== Tarefas pedidas ==
a. No trecho sobre câmaras analógicas, que modelo chamou a atenção de quem escreve?
b. Escreva a continuação do texto sobre câmaras analógicas, começando logo depois da última frase.

Como eu falei no meu último texto, fiquei interessado em experimentar a revelação fotográfica como se fazia antigamente. Não bastou revelar aquele rolo de filme esquecido, eu também queria bater algumas fotos, então pesquisei um pouco sobre o que se encontra disponível em se tratando de câmaras analógicas, já que eu não tinha mais nenhuma. O mercado de materiais fotográficos usados na Internet, basicamente resumido ao Mercado Livre, é bastante pobre no Brasil. Não há variedade de câmaras boas e baratas. As mais comuns são as de plástico, saboneteiras, e as onipresentes Olympus Trip. Mas há um modelo que me chamou atenção: as Olympus Pen. São câmaras de meio quadro, perfeitas para dar a impressão de que um rolo de filme não está absurdamente caro.

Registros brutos
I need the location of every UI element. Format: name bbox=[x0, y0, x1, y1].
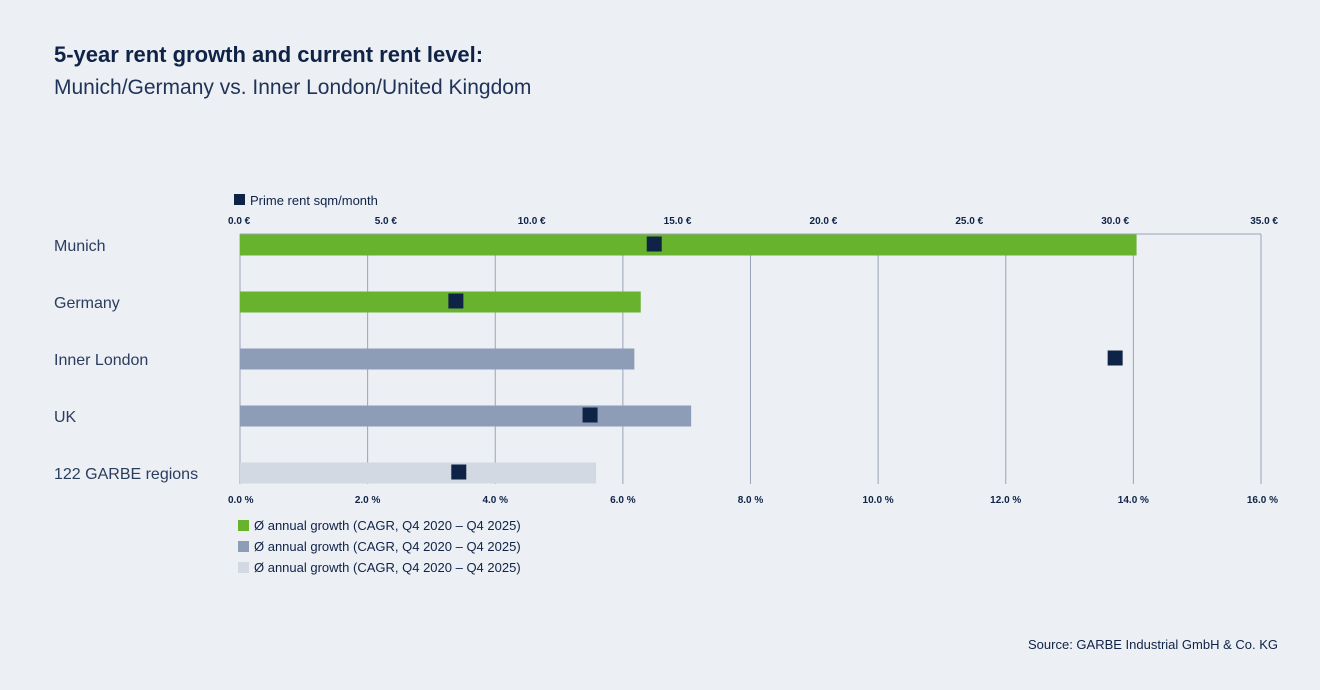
category-labels: Munich Germany Inner London UK 122 GARBE reg… bbox=[54, 238, 198, 483]
rent-marker bbox=[582, 407, 598, 423]
bottom-tick-label: 8.0 % bbox=[738, 495, 764, 506]
rent-marker bbox=[646, 236, 662, 252]
bottom-tick-label: 10.0 % bbox=[863, 495, 894, 506]
growth-bar bbox=[240, 234, 1137, 256]
legend-swatch bbox=[238, 562, 249, 573]
category-label: Munich bbox=[54, 238, 106, 255]
bottom-tick-label: 14.0 % bbox=[1118, 495, 1149, 506]
growth-bar bbox=[240, 291, 641, 313]
growth-bars bbox=[240, 234, 1137, 484]
legend-marker-swatch bbox=[234, 194, 245, 205]
top-axis-ticks: 0.0 € 5.0 € 10.0 € 15.0 € 20.0 € 25.0 € 30.0 €… bbox=[228, 216, 1278, 227]
legend-swatch bbox=[238, 541, 249, 552]
legend-label: Ø annual growth (CAGR, Q4 2020 – Q4 2025… bbox=[254, 518, 521, 533]
source-note: Source: GARBE Industrial GmbH & Co. KG bbox=[1028, 637, 1278, 652]
legend-swatch bbox=[238, 520, 249, 531]
category-label: Germany bbox=[54, 295, 120, 312]
category-label: 122 GARBE regions bbox=[54, 466, 198, 483]
legend-top: Prime rent sqm/month bbox=[234, 193, 378, 208]
legend-label: Ø annual growth (CAGR, Q4 2020 – Q4 2025… bbox=[254, 539, 521, 554]
rent-marker bbox=[448, 293, 464, 309]
bottom-axis-ticks: 0.0 % 2.0 % 4.0 % 6.0 % 8.0 % 10.0 % 12.0 % 14.… bbox=[228, 495, 1278, 506]
rent-markers bbox=[448, 236, 1123, 480]
bottom-tick-label: 12.0 % bbox=[990, 495, 1021, 506]
legend-marker-label: Prime rent sqm/month bbox=[250, 193, 378, 208]
growth-bar bbox=[240, 462, 597, 484]
bottom-tick-label: 2.0 % bbox=[355, 495, 381, 506]
top-tick-label: 15.0 € bbox=[664, 216, 692, 227]
category-label: UK bbox=[54, 409, 77, 426]
top-tick-label: 10.0 € bbox=[518, 216, 546, 227]
top-tick-label: 35.0 € bbox=[1250, 216, 1278, 227]
category-label: Inner London bbox=[54, 352, 148, 369]
top-tick-label: 5.0 € bbox=[375, 216, 398, 227]
top-tick-label: 20.0 € bbox=[810, 216, 838, 227]
legend-bottom: Ø annual growth (CAGR, Q4 2020 – Q4 2025… bbox=[238, 518, 521, 575]
chart-title: 5-year rent growth and current rent leve… bbox=[54, 42, 484, 67]
top-tick-label: 25.0 € bbox=[955, 216, 983, 227]
chart-subtitle: Munich/Germany vs. Inner London/United K… bbox=[54, 76, 532, 99]
rent-marker bbox=[451, 464, 467, 480]
rent-marker bbox=[1107, 350, 1123, 366]
top-tick-label: 30.0 € bbox=[1101, 216, 1129, 227]
growth-bar bbox=[240, 348, 635, 370]
legend-label: Ø annual growth (CAGR, Q4 2020 – Q4 2025… bbox=[254, 560, 521, 575]
growth-bar bbox=[240, 405, 692, 427]
top-tick-label: 0.0 € bbox=[228, 216, 251, 227]
bottom-tick-label: 0.0 % bbox=[228, 495, 254, 506]
bottom-tick-label: 16.0 % bbox=[1247, 495, 1278, 506]
bottom-tick-label: 6.0 % bbox=[610, 495, 636, 506]
bottom-tick-label: 4.0 % bbox=[482, 495, 508, 506]
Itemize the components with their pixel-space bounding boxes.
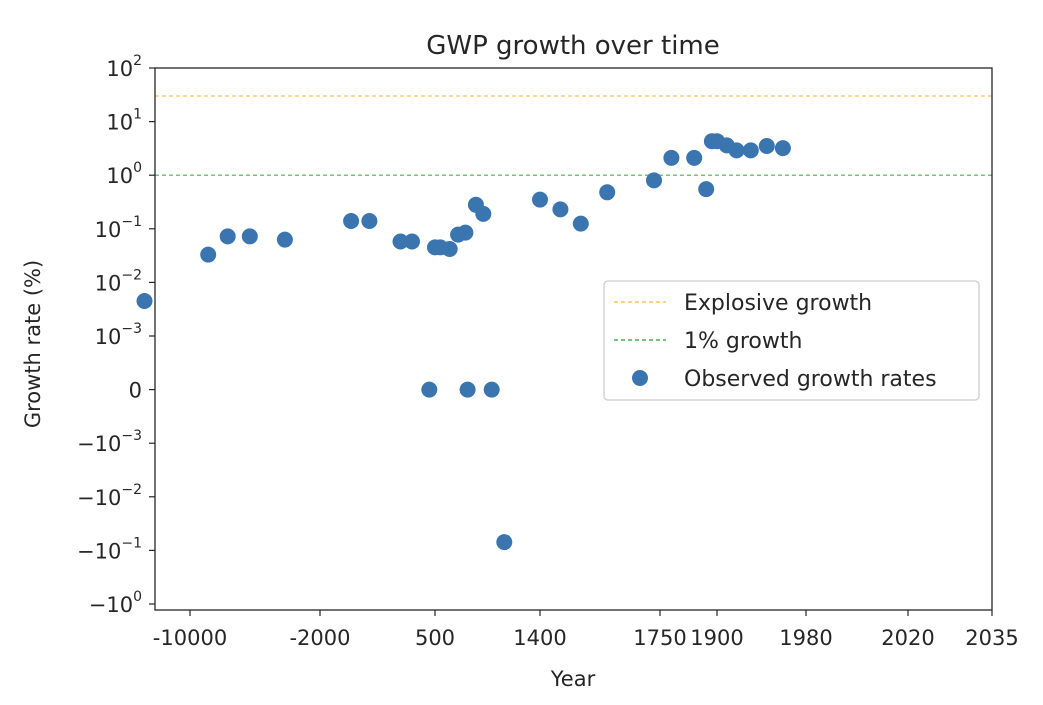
legend-frame <box>603 280 980 401</box>
legend-1pct-growth-label: 1% growth <box>684 329 802 354</box>
data-point <box>758 138 775 154</box>
y-tick-label: −10−3 <box>77 428 142 456</box>
y-tick-label: −10−2 <box>77 482 142 510</box>
x-tick-label: -10000 <box>153 626 227 650</box>
data-point <box>646 172 662 189</box>
data-point <box>663 149 680 166</box>
data-point <box>552 201 569 218</box>
data-point <box>421 381 438 398</box>
data-point <box>404 233 420 250</box>
data-point <box>572 215 589 232</box>
x-tick-label: 500 <box>415 626 455 650</box>
y-tick-label: 10−2 <box>95 267 142 295</box>
x-tick-label: 1980 <box>779 626 832 650</box>
y-axis-label: Growth rate (%) <box>21 260 45 428</box>
legend-explosive-growth-label: Explosive growth <box>684 291 872 316</box>
y-tick-label: 101 <box>106 107 142 135</box>
x-tick-label: 2035 <box>965 626 1018 650</box>
data-point <box>475 205 492 222</box>
x-tick-label: -2000 <box>289 626 350 650</box>
data-point <box>200 246 217 263</box>
data-point <box>441 241 458 257</box>
plot-frame <box>154 67 993 611</box>
data-point <box>219 228 236 245</box>
y-tick-label: −100 <box>89 589 142 617</box>
data-point <box>241 228 258 245</box>
data-point <box>361 213 378 229</box>
data-point <box>276 231 293 248</box>
data-point <box>698 181 715 198</box>
y-tick-label: 10−1 <box>95 214 142 242</box>
x-tick-label: 1900 <box>690 626 743 650</box>
legend: Explosive growth 1% growth Observed grow… <box>603 280 980 401</box>
data-point <box>136 293 153 309</box>
y-tick-label: 10−3 <box>95 321 142 349</box>
data-point <box>728 142 745 159</box>
x-tick-label: 1750 <box>633 626 686 650</box>
chart-title: GWP growth over time <box>426 31 720 61</box>
y-tick-label: 0 <box>129 379 142 403</box>
data-point <box>532 191 548 208</box>
data-point <box>459 381 476 398</box>
data-point <box>774 140 791 157</box>
y-tick-label: 102 <box>106 53 142 81</box>
y-tick-label: 100 <box>106 160 142 188</box>
legend-observed-growth-marker <box>632 370 648 386</box>
data-point <box>742 142 759 159</box>
data-point <box>496 534 513 551</box>
data-point <box>392 233 409 250</box>
data-point <box>483 381 500 398</box>
data-point <box>343 213 360 229</box>
legend-observed-growth-label: Observed growth rates <box>684 367 937 392</box>
data-point <box>599 184 616 201</box>
x-tick-label: 1400 <box>513 626 566 650</box>
data-point <box>457 224 474 241</box>
x-tick-label: 2020 <box>881 626 934 650</box>
x-axis-label: Year <box>550 667 596 691</box>
data-point <box>686 149 703 166</box>
y-tick-label: −10−1 <box>77 535 142 563</box>
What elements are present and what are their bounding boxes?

== Respostas ==
a. As Olympus Pen, câmaras de meio quadro.

b.
É de se notar também que ainda se vendem máquinas fotográficas novas, as mais comuns são as instantâneas da Fuji, que funcionam de forma semelhante as instantâneas da Polaroid. Já as de filme 135 são todas muito simples, basicamente brinquedos, inclusive uma tal Kodak Ektar H35, que também fotografa com meio quadro. Porém considero o preço alto demais para uma máquina toda de plástico, incluindo a lente. Bom, escolhi então experimentar uma Olympus Pen.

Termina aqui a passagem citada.